##### Listed entries

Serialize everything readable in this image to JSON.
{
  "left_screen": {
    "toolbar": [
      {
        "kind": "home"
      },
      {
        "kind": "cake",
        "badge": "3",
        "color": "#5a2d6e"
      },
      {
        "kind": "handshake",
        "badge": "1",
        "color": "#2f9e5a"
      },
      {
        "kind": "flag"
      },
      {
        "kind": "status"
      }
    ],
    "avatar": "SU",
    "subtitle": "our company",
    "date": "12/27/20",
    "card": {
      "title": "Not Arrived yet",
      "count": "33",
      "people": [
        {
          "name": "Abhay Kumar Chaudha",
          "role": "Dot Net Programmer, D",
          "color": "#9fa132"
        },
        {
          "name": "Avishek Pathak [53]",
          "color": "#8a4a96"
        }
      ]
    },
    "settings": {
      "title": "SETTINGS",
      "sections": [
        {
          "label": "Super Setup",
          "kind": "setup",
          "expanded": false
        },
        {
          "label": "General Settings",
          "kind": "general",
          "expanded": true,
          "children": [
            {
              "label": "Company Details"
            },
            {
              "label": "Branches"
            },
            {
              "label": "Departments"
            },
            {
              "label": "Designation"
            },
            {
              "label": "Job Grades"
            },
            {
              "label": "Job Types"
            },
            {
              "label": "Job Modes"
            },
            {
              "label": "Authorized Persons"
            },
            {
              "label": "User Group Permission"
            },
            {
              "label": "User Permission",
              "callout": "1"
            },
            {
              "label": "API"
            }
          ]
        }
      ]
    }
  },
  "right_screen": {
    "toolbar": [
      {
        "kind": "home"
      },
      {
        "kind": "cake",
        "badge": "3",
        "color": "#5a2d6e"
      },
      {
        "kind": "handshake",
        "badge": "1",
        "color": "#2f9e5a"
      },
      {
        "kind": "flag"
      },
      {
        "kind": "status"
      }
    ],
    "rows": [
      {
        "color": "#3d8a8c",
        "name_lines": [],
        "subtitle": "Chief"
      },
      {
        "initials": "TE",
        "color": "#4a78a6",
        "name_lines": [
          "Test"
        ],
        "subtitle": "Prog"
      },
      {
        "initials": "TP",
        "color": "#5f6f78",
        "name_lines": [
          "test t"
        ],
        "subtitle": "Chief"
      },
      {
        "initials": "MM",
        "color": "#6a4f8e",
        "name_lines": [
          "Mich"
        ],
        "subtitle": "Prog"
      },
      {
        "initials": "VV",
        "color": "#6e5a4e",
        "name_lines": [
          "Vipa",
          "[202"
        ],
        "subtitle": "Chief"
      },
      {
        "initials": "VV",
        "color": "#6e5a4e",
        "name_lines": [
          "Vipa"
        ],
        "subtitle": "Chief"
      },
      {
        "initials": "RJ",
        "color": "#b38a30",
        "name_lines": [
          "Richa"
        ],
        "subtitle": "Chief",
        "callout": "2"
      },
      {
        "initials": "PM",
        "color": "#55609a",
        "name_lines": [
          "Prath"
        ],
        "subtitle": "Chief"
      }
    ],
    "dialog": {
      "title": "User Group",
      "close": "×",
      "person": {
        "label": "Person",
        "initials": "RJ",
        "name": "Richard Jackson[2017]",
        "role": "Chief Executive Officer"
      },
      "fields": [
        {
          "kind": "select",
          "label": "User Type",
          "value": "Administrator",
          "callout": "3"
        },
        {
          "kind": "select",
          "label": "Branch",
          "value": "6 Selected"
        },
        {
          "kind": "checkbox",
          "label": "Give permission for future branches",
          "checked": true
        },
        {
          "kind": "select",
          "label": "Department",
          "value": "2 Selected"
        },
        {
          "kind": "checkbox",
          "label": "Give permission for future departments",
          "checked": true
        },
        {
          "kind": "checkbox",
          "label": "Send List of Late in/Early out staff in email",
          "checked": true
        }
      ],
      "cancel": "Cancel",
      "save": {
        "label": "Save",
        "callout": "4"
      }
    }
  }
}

##########

Copy out the material above in its entirety. Every detail must match.

> Exercise output:
Serialize everything readable in this image to JSON.
{
  "left_screen": {
    "toolbar": [
      {
        "kind": "home"
      },
      {
        "kind": "cake",
        "badge": "3",
        "color": "#5a2d6e"
      },
      {
        "kind": "handshake",
        "badge": "1",
        "color": "#2f9e5a"
      },
      {
        "kind": "flag"
      },
      {
        "kind": "status"
      }
    ],
    "avatar": "SU",
    "subtitle": "our company",
    "date": "12/27/20",
    "card": {
      "title": "Not Arrived yet",
      "count": "33",
      "people": [
        {
          "name": "Abhay Kumar Chaudha",
          "role": "Dot Net Programmer, D",
          "color": "#9fa132"
        },
        {
          "name": "Avishek Pathak [53]",
          "color": "#8a4a96"
        }
      ]
    },
    "settings": {
      "title": "SETTINGS",
      "sections": [
        {
          "label": "Super Setup",
          "kind": "setup",
          "expanded": false
        },
        {
          "label": "General Settings",
          "kind": "general",
          "expanded": true,
          "children": [
            {
              "label": "Company Details"
            },
            {
              "label": "Branches"
            },
            {
              "label": "Departments"
            },
            {
              "label": "Designation"
            },
            {
              "label": "Job Grades"
            },
            {
              "label": "Job Types"
            },
            {
              "label": "Job Modes"
            },
            {
              "label": "Authorized Persons"
            },
            {
              "label": "User Group Permission"
            },
            {
              "label": "User Permission",
              "callout": "1"
            },
            {
              "label": "API"
            }
          ]
        }
      ]
    }
  },
  "right_screen": {
    "toolbar": [
      {
        "kind": "home"
      },
      {
        "kind": "cake",
        "badge": "3",
        "color": "#5a2d6e"
      },
      {
        "kind": "handshake",
        "badge": "1",
        "color": "#2f9e5a"
      },
      {
        "kind": "flag"
      },
      {
        "kind": "status"
      }
    ],
    "rows": [
      {
        "color": "#3d8a8c",
        "name_lines": [],
        "subtitle": "Chief"
      },
      {
        "initials": "TE",
        "color": "#4a78a6",
        "name_lines": [
          "Test"
        ],
        "subtitle": "Prog"
      },
      {
        "initials": "TP",
        "color": "#5f6f78",
        "name_lines": [
          "test t"
        ],
        "subtitle": "Chief"
      },
      {
        "initials": "MM",
        "color": "#6a4f8e",
        "name_lines": [
          "Mich"
        ],
        "subtitle": "Prog"
      },
      {
        "initials": "VV",
        "color": "#6e5a4e",
        "name_lines": [
          "Vipa",
          "[202"
        ],
        "subtitle": "Chief"
      },
      {
        "initials": "VV",
        "color": "#6e5a4e",
        "name_lines": [
          "Vipa"
        ],
        "subtitle": "Chief"
      },
      {
        "initials": "RJ",
        "color": "#b38a30",
        "name_lines": [
          "Richa"
        ],
        "subtitle": "Chief",
        "callout": "2"
      },
      {
        "initials": "PM",
        "color": "#55609a",
        "name_lines": [
          "Prath"
        ],
        "subtitle": "Chief"
      }
    ],
    "dialog": {
      "title": "User Group",
      "close": "×",
      "person": {
        "label": "Person",
        "initials": "RJ",
        "name": "Richard Jackson[2017]",
        "role": "Chief Executive Officer"
      },
      "fields": [
        {
          "kind": "select",
          "label": "User Type",
          "value": "Administrator",
          "callout": "3"
        },
        {
          "kind": "select",
          "label": "Branch",
          "value": "6 Selected"
        },
        {
          "kind": "checkbox",
          "label": "Give permission for future branches",
          "checked": true
        },
        {
          "kind": "select",
          "label": "Department",
          "value": "2 Selected"
        },
        {
          "kind": "checkbox",
          "label": "Give permission for future departments",
          "checked": true
        },
        {
          "kind": "checkbox",
          "label": "Send List of Late in/Early out staff in email",
          "checked": true
        }
      ],
      "cancel": "Cancel",
      "save": {
        "label": "Save",
        "callout": "4"
      }
    }
  }
}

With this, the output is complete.